[Passage provided start]

The Company's obligations under the Credit Agreement are secured as well as providing for a pledge of substantially all of the Company's and RBCA's assets. The Company and certain of its subsidiaries have also entered into a Guarantee to guarantee RBCA's obligations under the Credit Agreement.

 

The Credit Agreement, the Guarantee, the Pledge Agreement and the Security Agreement (collectively, the “Agreements”) are provided to give investors information regarding their respective terms. They are not provided to give investors factual information about the Company or any other parties thereto. In addition, the representations, warranties and covenants contained in the Agreements were made only for purposes of those Agreements and as of specific dates, were solely for the benefit of the parties to those Agreements, and may be subject to limitations agreed by the contracting parties, including being qualified by disclosures exchanged between the parties in connection with the execution of the Agreements. The representations and warranties may have been made for the purposes of allocating contractual risk between the parties to the Agreements instead of establishing these matters as facts, and may be subject to standards of materiality applicable to the contracting parties that differ from those applicable to investors. Investors are not third-party beneficiaries under these Agreements and should not view the representations, warranties and covenants or any descriptions thereof as characterizations of the actual state of facts or conditions of the Company.

[Passage provided end]
[Data to process start]

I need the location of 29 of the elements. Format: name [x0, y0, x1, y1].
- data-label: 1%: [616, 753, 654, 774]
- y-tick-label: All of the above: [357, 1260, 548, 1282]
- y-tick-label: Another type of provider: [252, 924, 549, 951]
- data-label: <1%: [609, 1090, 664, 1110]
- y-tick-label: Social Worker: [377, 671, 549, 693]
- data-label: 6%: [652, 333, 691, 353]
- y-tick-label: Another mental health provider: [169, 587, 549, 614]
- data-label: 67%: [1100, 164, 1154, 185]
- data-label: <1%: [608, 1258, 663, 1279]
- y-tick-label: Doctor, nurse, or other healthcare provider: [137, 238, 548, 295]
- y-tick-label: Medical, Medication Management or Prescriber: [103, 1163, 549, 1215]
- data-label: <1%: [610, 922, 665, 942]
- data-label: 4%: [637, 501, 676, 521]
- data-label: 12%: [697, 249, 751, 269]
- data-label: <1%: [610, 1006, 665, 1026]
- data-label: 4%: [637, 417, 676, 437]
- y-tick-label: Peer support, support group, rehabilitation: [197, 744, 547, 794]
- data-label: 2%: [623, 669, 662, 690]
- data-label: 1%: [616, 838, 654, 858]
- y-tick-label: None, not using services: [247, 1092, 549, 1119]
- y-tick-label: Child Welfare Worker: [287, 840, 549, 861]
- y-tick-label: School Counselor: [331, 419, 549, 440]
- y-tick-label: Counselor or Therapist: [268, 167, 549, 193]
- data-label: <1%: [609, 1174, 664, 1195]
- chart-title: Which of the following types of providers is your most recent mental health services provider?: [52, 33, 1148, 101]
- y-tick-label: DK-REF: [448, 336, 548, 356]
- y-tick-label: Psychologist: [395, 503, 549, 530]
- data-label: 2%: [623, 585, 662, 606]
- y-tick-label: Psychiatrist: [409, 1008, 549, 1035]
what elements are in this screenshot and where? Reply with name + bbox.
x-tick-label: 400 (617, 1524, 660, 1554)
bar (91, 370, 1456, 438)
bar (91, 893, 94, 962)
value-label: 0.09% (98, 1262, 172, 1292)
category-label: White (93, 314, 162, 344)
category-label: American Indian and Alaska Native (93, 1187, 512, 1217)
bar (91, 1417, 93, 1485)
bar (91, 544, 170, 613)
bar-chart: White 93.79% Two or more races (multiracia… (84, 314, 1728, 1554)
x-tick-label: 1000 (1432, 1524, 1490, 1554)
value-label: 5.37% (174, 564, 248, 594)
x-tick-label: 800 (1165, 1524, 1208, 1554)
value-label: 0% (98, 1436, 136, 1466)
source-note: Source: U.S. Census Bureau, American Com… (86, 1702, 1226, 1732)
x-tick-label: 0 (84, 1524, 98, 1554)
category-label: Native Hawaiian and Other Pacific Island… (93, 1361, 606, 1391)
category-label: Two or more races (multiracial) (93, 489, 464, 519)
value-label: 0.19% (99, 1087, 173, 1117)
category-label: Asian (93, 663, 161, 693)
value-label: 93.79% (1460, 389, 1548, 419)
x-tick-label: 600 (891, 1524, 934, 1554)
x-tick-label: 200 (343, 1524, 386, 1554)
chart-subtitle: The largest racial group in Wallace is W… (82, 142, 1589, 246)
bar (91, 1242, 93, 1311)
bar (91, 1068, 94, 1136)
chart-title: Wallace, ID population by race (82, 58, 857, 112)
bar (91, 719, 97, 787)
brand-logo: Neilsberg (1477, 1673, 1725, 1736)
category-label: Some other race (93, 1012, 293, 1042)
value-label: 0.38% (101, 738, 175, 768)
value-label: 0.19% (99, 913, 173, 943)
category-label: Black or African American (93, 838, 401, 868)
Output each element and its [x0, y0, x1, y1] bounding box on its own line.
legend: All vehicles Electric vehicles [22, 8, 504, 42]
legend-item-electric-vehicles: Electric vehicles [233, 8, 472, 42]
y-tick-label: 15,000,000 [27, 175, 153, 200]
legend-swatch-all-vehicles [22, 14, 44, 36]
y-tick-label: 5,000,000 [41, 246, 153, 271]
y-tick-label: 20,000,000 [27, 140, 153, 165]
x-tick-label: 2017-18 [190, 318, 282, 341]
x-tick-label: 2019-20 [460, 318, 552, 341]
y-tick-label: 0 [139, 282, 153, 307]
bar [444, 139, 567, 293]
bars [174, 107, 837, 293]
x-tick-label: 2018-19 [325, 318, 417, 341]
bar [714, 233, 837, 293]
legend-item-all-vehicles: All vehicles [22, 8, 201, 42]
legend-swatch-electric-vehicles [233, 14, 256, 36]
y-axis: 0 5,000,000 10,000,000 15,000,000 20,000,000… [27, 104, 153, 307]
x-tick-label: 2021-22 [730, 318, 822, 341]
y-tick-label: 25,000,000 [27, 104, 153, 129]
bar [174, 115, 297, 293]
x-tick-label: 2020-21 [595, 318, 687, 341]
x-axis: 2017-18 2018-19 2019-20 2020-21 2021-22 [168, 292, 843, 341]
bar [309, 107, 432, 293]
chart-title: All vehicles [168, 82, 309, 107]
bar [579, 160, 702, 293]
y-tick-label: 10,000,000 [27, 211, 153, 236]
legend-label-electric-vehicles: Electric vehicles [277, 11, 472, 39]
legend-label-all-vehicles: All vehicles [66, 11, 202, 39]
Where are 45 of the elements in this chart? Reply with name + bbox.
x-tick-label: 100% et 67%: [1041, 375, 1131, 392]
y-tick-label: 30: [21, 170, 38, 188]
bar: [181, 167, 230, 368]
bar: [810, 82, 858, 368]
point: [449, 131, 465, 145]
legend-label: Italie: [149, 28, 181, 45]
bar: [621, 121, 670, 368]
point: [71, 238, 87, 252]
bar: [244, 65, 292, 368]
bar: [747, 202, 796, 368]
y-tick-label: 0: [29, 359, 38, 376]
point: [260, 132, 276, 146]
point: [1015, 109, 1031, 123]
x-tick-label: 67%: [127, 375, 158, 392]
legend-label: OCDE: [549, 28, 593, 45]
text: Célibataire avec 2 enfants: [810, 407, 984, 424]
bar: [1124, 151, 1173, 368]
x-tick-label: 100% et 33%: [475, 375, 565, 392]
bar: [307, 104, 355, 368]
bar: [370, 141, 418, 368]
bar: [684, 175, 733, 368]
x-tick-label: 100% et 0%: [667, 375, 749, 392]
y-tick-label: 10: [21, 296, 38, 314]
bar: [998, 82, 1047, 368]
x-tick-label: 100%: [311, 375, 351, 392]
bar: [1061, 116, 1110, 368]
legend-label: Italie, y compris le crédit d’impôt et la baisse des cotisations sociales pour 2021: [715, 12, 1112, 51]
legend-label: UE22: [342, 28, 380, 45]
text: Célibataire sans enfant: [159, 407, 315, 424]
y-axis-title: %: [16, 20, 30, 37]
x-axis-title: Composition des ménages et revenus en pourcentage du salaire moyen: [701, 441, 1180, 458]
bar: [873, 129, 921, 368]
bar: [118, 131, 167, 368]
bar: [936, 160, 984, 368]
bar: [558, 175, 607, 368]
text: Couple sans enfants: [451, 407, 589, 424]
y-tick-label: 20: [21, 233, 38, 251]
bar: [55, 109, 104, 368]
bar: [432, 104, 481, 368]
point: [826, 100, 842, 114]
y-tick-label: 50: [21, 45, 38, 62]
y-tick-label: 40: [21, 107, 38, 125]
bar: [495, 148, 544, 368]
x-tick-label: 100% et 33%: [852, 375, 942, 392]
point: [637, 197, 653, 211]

[Data to process end]

* Your tasks *
1) In the credit agreement passage, whose obligations under the Credit Agreement do the Company and certain of its subsidiaries guarantee?
2) Pull out every line of the entries that contains the string "category".
The entries are unrelated to the credit agreement passage.

* Answers per task *
1) RBCA's obligations.

2)
category-label: White (93, 314, 162, 344)
category-label: American Indian and Alaska Native (93, 1187, 512, 1217)
category-label: Native Hawaiian and Other Pacific Island… (93, 1361, 606, 1391)
category-label: Two or more races (multiracial) (93, 489, 464, 519)
category-label: Asian (93, 663, 161, 693)
category-label: Some other race (93, 1012, 293, 1042)
category-label: Black or African American (93, 838, 401, 868)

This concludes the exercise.